# [Exercise details]
Determine the number of lines in the listing below where the string "Joshi" occurs; answer with the number alone.

[Start Given information]

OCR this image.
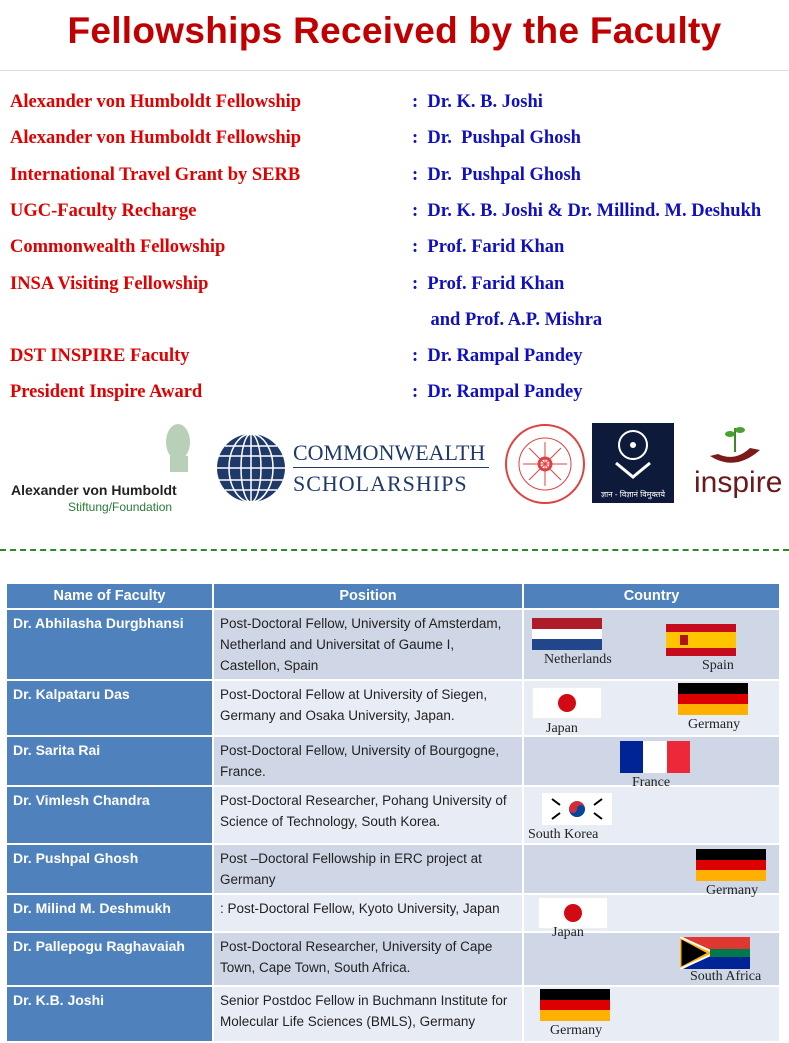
Fellowships Received by the Faculty
Alexander von Humboldt Fellowship	:  Dr. K. B. Joshi
Alexander von Humboldt Fellowship	:  Dr.  Pushpal Ghosh
International Travel Grant by SERB	:  Dr.  Pushpal Ghosh
UGC-Faculty Recharge	:  Dr. K. B. Joshi & Dr. Millind. M. Deshukh
Commonwealth Fellowship	:  Prof. Farid Khan
INSA Visiting Fellowship	:  Prof. Farid Khan
and Prof. A.P. Mishra
DST INSPIRE Faculty	:  Dr. Rampal Pandey
President Inspire Award	:  Dr. Rampal Pandey
Alexander von Humboldt
Stiftung/Foundation
COMMONWEALTH
SCHOLARSHIPS	ज्ञान - विज्ञानं विमुक्तये inspire
Name of Faculty	Position	Country
Dr. Abhilasha Durgbhansi	Post-Doctoral Fellow, University of Amsterdam, Netherland and Universitat of Gaume I, Castellon, Spain	Netherlands Spain

Dr. Kalpataru Das	Post-Doctoral Fellow at University of Siegen, Germany and Osaka University, Japan.	Japan Germany

Dr. Sarita Rai	Post-Doctoral Fellow, University of Bourgogne, France.	France

Dr. Vimlesh Chandra	Post-Doctoral Researcher, Pohang University of Science of Technology, South Korea.	South Korea

Dr. Pushpal Ghosh	Post –Doctoral Fellowship in ERC project at Germany	Germany

Dr. Milind M. Deshmukh	: Post-Doctoral Fellow, Kyoto University, Japan	Japan

Dr. Pallepogu Raghavaiah	Post-Doctoral Researcher, University of Cape Town, Cape Town, South Africa.	South Africa

Dr. K.B. Joshi	Senior Postdoc Fellow in Buchmann Institute for Molecular Life Sciences (BMLS), Germany	Germany
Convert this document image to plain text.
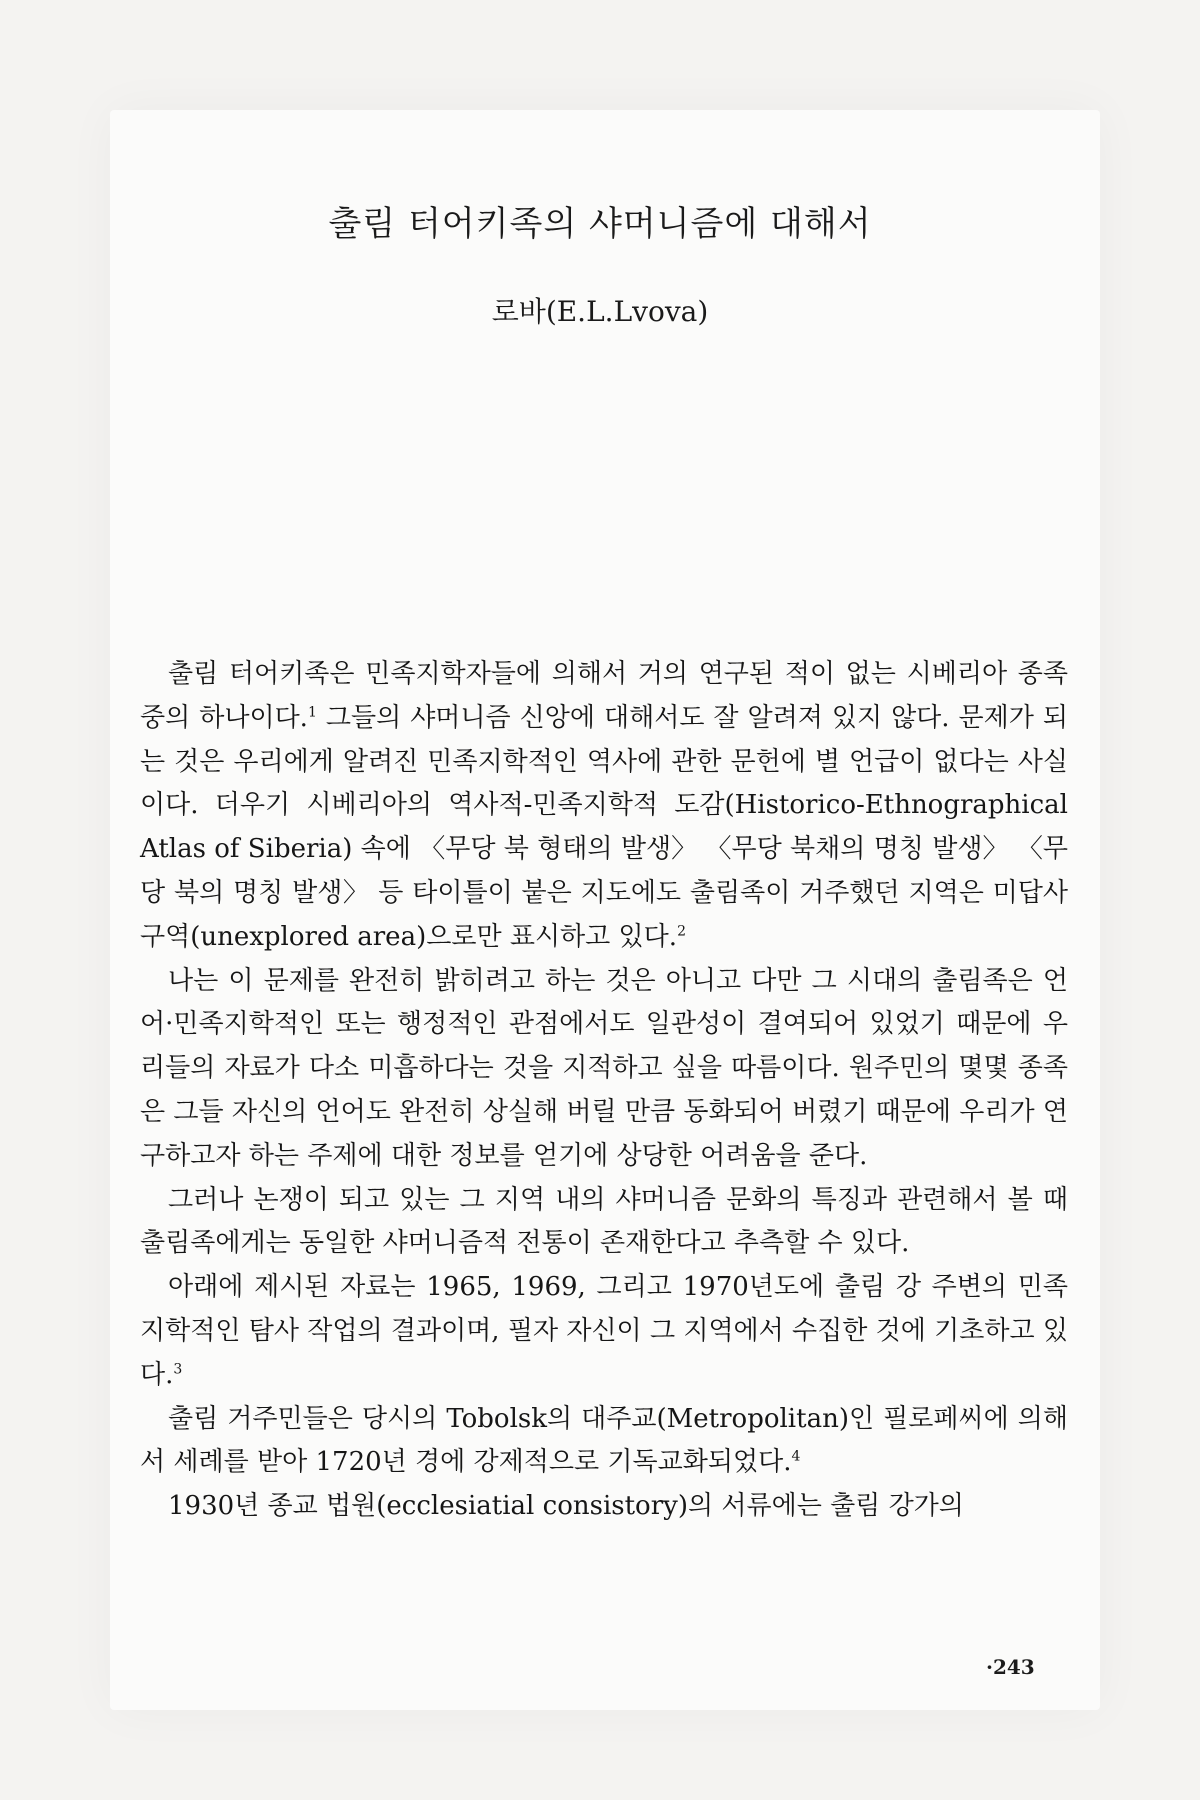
출림 터어키족의 샤머니즘에 대해서

로바(E.L.Lvova)

출림 터어키족은 민족지학자들에 의해서 거의 연구된 적이 없는 시베리아 종족 중의 하나이다.$^1$ 그들의 샤머니즘 신앙에 대해서도 잘 알려져 있지 않다. 문제가 되는 것은 우리에게 알려진 민족지학적인 역사에 관한 문헌에 별 언급이 없다는 사실이다. 더우기 시베리아의 역사적-민족지학적 도감(Historico-Ethnographical Atlas of Siberia) 속에 〈무당 북 형태의 발생〉 〈무당 북채의 명칭 발생〉 〈무당 북의 명칭 발생〉 등 타이틀이 붙은 지도에도 출림족이 거주했던 지역은 미답사 구역(unexplored area)으로만 표시하고 있다.$^2$

나는 이 문제를 완전히 밝히려고 하는 것은 아니고 다만 그 시대의 출림족은 언어·민족지학적인 또는 행정적인 관점에서도 일관성이 결여되어 있었기 때문에 우리들의 자료가 다소 미흡하다는 것을 지적하고 싶을 따름이다. 원주민의 몇몇 종족은 그들 자신의 언어도 완전히 상실해 버릴 만큼 동화되어 버렸기 때문에 우리가 연구하고자 하는 주제에 대한 정보를 얻기에 상당한 어려움을 준다.

그러나 논쟁이 되고 있는 그 지역 내의 샤머니즘 문화의 특징과 관련해서 볼 때 출림족에게는 동일한 샤머니즘적 전통이 존재한다고 추측할 수 있다.

아래에 제시된 자료는 1965, 1969, 그리고 1970년도에 출림 강 주변의 민족지학적인 탐사 작업의 결과이며, 필자 자신이 그 지역에서 수집한 것에 기초하고 있다.$^3$

출림 거주민들은 당시의 Tobolsk의 대주교(Metropolitan)인 필로페씨에 의해서 세례를 받아 1720년 경에 강제적으로 기독교화되었다.$^4$

1930년 종교 법원(ecclesiatial consistory)의 서류에는 출림 강가의

·243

[End Given information]

# [Result]
3